:: Material for this exercise ::
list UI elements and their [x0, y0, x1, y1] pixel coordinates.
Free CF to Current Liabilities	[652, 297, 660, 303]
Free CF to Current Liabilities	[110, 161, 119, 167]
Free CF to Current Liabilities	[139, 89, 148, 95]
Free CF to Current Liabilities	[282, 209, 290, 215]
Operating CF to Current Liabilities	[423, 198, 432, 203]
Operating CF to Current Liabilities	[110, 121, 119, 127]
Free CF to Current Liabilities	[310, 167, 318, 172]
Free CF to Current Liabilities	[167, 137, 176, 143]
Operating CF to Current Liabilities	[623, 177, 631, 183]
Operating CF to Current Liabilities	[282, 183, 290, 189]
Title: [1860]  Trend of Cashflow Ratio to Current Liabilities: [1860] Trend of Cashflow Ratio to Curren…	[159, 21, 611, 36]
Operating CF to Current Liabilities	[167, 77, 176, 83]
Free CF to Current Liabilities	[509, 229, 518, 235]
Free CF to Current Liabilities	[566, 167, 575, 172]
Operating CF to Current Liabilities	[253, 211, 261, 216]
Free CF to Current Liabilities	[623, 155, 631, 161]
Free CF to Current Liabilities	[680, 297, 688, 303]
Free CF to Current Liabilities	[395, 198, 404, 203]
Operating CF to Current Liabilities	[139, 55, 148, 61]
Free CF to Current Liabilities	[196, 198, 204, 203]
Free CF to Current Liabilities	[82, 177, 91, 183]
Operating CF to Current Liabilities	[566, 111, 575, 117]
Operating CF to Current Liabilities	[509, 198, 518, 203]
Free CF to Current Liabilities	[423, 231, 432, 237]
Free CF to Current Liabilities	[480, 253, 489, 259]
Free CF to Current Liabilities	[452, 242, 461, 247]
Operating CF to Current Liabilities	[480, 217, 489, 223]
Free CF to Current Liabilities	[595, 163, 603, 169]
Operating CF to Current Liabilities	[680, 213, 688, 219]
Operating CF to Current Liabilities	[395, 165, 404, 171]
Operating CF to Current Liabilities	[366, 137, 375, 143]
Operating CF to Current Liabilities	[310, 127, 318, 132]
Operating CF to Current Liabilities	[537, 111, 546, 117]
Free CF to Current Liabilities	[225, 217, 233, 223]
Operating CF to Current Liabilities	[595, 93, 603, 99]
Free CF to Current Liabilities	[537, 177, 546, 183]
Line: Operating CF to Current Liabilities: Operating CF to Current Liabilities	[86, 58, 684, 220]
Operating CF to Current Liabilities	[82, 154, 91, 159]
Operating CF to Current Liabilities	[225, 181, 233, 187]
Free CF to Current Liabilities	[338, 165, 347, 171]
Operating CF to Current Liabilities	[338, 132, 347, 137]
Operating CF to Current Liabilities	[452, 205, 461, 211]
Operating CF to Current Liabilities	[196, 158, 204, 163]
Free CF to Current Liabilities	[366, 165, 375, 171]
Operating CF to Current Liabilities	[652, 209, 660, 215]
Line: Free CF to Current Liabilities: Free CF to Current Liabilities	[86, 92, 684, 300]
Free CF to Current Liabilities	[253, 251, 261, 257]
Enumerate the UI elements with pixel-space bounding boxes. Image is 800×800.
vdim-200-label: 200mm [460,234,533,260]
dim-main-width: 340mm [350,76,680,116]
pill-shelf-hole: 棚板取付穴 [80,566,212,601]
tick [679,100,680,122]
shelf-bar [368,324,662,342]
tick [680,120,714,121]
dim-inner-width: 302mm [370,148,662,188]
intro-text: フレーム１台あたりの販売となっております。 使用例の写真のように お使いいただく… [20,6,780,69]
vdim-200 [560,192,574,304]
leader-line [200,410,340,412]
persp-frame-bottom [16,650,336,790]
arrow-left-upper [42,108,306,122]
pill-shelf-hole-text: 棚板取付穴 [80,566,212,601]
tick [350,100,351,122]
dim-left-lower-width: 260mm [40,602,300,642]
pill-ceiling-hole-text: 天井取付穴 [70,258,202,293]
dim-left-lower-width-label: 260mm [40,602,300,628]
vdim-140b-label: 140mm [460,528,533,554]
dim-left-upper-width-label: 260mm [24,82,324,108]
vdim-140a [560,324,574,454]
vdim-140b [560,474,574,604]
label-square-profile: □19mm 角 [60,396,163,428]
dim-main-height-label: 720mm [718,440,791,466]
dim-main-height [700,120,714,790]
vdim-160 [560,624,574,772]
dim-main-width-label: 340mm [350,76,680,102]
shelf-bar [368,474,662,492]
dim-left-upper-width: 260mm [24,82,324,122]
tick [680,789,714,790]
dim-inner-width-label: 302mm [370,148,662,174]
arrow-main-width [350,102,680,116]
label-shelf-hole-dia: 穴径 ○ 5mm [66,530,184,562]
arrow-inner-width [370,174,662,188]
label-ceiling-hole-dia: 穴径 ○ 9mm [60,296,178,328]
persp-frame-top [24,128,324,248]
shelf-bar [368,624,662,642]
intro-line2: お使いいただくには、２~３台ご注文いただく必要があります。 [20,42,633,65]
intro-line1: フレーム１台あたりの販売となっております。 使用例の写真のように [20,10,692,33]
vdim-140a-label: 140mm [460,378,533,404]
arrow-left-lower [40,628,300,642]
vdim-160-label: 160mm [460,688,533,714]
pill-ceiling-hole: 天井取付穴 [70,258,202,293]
:::
Rewrite all of the lines above, replacing every "Free CF" with "Free Cash Flow" and leaving everything else unchanged.

» Exercise solution:
list UI elements and their [x0, y0, x1, y1] pixel coordinates.
Free Cash Flow to Current Liabilities	[652, 297, 660, 303]
Free Cash Flow to Current Liabilities	[110, 161, 119, 167]
Free Cash Flow to Current Liabilities	[139, 89, 148, 95]
Free Cash Flow to Current Liabilities	[282, 209, 290, 215]
Operating CF to Current Liabilities	[423, 198, 432, 203]
Operating CF to Current Liabilities	[110, 121, 119, 127]
Free Cash Flow to Current Liabilities	[310, 167, 318, 172]
Free Cash Flow to Current Liabilities	[167, 137, 176, 143]
Operating CF to Current Liabilities	[623, 177, 631, 183]
Operating CF to Current Liabilities	[282, 183, 290, 189]
Title: [1860]  Trend of Cashflow Ratio to Current Liabilities: [1860] Trend of Cashflow Ratio to Curren…	[159, 21, 611, 36]
Operating CF to Current Liabilities	[167, 77, 176, 83]
Free Cash Flow to Current Liabilities	[509, 229, 518, 235]
Free Cash Flow to Current Liabilities	[566, 167, 575, 172]
Operating CF to Current Liabilities	[253, 211, 261, 216]
Free Cash Flow to Current Liabilities	[623, 155, 631, 161]
Free Cash Flow to Current Liabilities	[680, 297, 688, 303]
Free Cash Flow to Current Liabilities	[395, 198, 404, 203]
Operating CF to Current Liabilities	[139, 55, 148, 61]
Free Cash Flow to Current Liabilities	[196, 198, 204, 203]
Free Cash Flow to Current Liabilities	[82, 177, 91, 183]
Operating CF to Current Liabilities	[566, 111, 575, 117]
Operating CF to Current Liabilities	[509, 198, 518, 203]
Free Cash Flow to Current Liabilities	[423, 231, 432, 237]
Free Cash Flow to Current Liabilities	[480, 253, 489, 259]
Free Cash Flow to Current Liabilities	[452, 242, 461, 247]
Operating CF to Current Liabilities	[480, 217, 489, 223]
Free Cash Flow to Current Liabilities	[595, 163, 603, 169]
Operating CF to Current Liabilities	[680, 213, 688, 219]
Operating CF to Current Liabilities	[395, 165, 404, 171]
Operating CF to Current Liabilities	[366, 137, 375, 143]
Operating CF to Current Liabilities	[310, 127, 318, 132]
Operating CF to Current Liabilities	[537, 111, 546, 117]
Free Cash Flow to Current Liabilities	[225, 217, 233, 223]
Operating CF to Current Liabilities	[595, 93, 603, 99]
Free Cash Flow to Current Liabilities	[537, 177, 546, 183]
Line: Operating CF to Current Liabilities: Operating CF to Current Liabilities	[86, 58, 684, 220]
Operating CF to Current Liabilities	[82, 154, 91, 159]
Operating CF to Current Liabilities	[225, 181, 233, 187]
Free Cash Flow to Current Liabilities	[338, 165, 347, 171]
Operating CF to Current Liabilities	[338, 132, 347, 137]
Operating CF to Current Liabilities	[452, 205, 461, 211]
Operating CF to Current Liabilities	[196, 158, 204, 163]
Free Cash Flow to Current Liabilities	[366, 165, 375, 171]
Operating CF to Current Liabilities	[652, 209, 660, 215]
Line: Free Cash Flow to Current Liabilities: Free Cash Flow to Current Liabilities	[86, 92, 684, 300]
Free Cash Flow to Current Liabilities	[253, 251, 261, 257]
Enumerate the UI elements with pixel-space bounding boxes. Image is 800×800.
vdim-200-label: 200mm [460,234,533,260]
dim-main-width: 340mm [350,76,680,116]
pill-shelf-hole: 棚板取付穴 [80,566,212,601]
tick [679,100,680,122]
shelf-bar [368,324,662,342]
tick [680,120,714,121]
dim-inner-width: 302mm [370,148,662,188]
intro-text: フレーム１台あたりの販売となっております。 使用例の写真のように お使いいただく… [20,6,780,69]
vdim-200 [560,192,574,304]
leader-line [200,410,340,412]
persp-frame-bottom [16,650,336,790]
arrow-left-upper [42,108,306,122]
pill-shelf-hole-text: 棚板取付穴 [80,566,212,601]
tick [350,100,351,122]
dim-left-lower-width: 260mm [40,602,300,642]
pill-ceiling-hole-text: 天井取付穴 [70,258,202,293]
dim-left-lower-width-label: 260mm [40,602,300,628]
vdim-140b-label: 140mm [460,528,533,554]
dim-left-upper-width-label: 260mm [24,82,324,108]
vdim-140a [560,324,574,454]
vdim-140b [560,474,574,604]
label-square-profile: □19mm 角 [60,396,163,428]
dim-main-height-label: 720mm [718,440,791,466]
dim-main-height [700,120,714,790]
vdim-160 [560,624,574,772]
dim-main-width-label: 340mm [350,76,680,102]
shelf-bar [368,474,662,492]
dim-left-upper-width: 260mm [24,82,324,122]
tick [680,789,714,790]
dim-inner-width-label: 302mm [370,148,662,174]
arrow-main-width [350,102,680,116]
label-shelf-hole-dia: 穴径 ○ 5mm [66,530,184,562]
arrow-inner-width [370,174,662,188]
label-ceiling-hole-dia: 穴径 ○ 9mm [60,296,178,328]
persp-frame-top [24,128,324,248]
shelf-bar [368,624,662,642]
intro-line2: お使いいただくには、２~３台ご注文いただく必要があります。 [20,42,633,65]
intro-line1: フレーム１台あたりの販売となっております。 使用例の写真のように [20,10,692,33]
vdim-140a-label: 140mm [460,378,533,404]
arrow-left-lower [40,628,300,642]
vdim-160-label: 160mm [460,688,533,714]
pill-ceiling-hole: 天井取付穴 [70,258,202,293]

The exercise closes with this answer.